Instructions for the task: Exactly repeat the full listing that follows.

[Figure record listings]
↓↓↓
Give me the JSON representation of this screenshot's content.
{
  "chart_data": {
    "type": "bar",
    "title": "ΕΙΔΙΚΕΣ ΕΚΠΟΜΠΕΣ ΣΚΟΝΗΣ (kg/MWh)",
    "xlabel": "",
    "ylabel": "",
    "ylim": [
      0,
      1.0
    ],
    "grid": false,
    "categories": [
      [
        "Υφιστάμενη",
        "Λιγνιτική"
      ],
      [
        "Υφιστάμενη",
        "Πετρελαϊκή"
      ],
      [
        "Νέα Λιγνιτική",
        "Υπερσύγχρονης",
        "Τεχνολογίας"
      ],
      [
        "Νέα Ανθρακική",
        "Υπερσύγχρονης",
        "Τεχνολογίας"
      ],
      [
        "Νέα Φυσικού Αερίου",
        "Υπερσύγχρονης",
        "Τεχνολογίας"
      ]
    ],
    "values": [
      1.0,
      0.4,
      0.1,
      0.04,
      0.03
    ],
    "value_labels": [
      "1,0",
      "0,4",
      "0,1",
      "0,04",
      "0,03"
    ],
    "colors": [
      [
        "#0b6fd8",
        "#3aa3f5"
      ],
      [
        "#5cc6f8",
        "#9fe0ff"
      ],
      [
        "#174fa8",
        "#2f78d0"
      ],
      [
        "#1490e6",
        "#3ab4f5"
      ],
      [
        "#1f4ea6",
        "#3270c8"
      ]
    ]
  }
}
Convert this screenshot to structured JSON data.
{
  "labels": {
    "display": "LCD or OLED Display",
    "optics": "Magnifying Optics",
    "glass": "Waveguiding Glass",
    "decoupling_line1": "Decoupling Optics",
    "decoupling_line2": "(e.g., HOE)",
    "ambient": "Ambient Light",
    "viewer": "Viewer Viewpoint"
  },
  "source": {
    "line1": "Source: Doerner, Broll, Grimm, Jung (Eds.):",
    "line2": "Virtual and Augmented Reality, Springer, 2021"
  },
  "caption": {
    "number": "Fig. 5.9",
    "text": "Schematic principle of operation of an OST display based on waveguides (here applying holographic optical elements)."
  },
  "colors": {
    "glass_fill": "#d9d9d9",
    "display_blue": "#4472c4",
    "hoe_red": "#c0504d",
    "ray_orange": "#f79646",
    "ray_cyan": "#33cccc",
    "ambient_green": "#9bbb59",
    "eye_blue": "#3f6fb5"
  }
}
↑↑↑
Result of the task:
Give me the JSON representation of this screenshot's content.
{
  "chart_data": {
    "type": "bar",
    "title": "ΕΙΔΙΚΕΣ ΕΚΠΟΜΠΕΣ ΣΚΟΝΗΣ (kg/MWh)",
    "xlabel": "",
    "ylabel": "",
    "ylim": [
      0,
      1.0
    ],
    "grid": false,
    "categories": [
      [
        "Υφιστάμενη",
        "Λιγνιτική"
      ],
      [
        "Υφιστάμενη",
        "Πετρελαϊκή"
      ],
      [
        "Νέα Λιγνιτική",
        "Υπερσύγχρονης",
        "Τεχνολογίας"
      ],
      [
        "Νέα Ανθρακική",
        "Υπερσύγχρονης",
        "Τεχνολογίας"
      ],
      [
        "Νέα Φυσικού Αερίου",
        "Υπερσύγχρονης",
        "Τεχνολογίας"
      ]
    ],
    "values": [
      1.0,
      0.4,
      0.1,
      0.04,
      0.03
    ],
    "value_labels": [
      "1,0",
      "0,4",
      "0,1",
      "0,04",
      "0,03"
    ],
    "colors": [
      [
        "#0b6fd8",
        "#3aa3f5"
      ],
      [
        "#5cc6f8",
        "#9fe0ff"
      ],
      [
        "#174fa8",
        "#2f78d0"
      ],
      [
        "#1490e6",
        "#3ab4f5"
      ],
      [
        "#1f4ea6",
        "#3270c8"
      ]
    ]
  }
}
Convert this screenshot to structured JSON data.
{
  "labels": {
    "display": "LCD or OLED Display",
    "optics": "Magnifying Optics",
    "glass": "Waveguiding Glass",
    "decoupling_line1": "Decoupling Optics",
    "decoupling_line2": "(e.g., HOE)",
    "ambient": "Ambient Light",
    "viewer": "Viewer Viewpoint"
  },
  "source": {
    "line1": "Source: Doerner, Broll, Grimm, Jung (Eds.):",
    "line2": "Virtual and Augmented Reality, Springer, 2021"
  },
  "caption": {
    "number": "Fig. 5.9",
    "text": "Schematic principle of operation of an OST display based on waveguides (here applying holographic optical elements)."
  },
  "colors": {
    "glass_fill": "#d9d9d9",
    "display_blue": "#4472c4",
    "hoe_red": "#c0504d",
    "ray_orange": "#f79646",
    "ray_cyan": "#33cccc",
    "ambient_green": "#9bbb59",
    "eye_blue": "#3f6fb5"
  }
}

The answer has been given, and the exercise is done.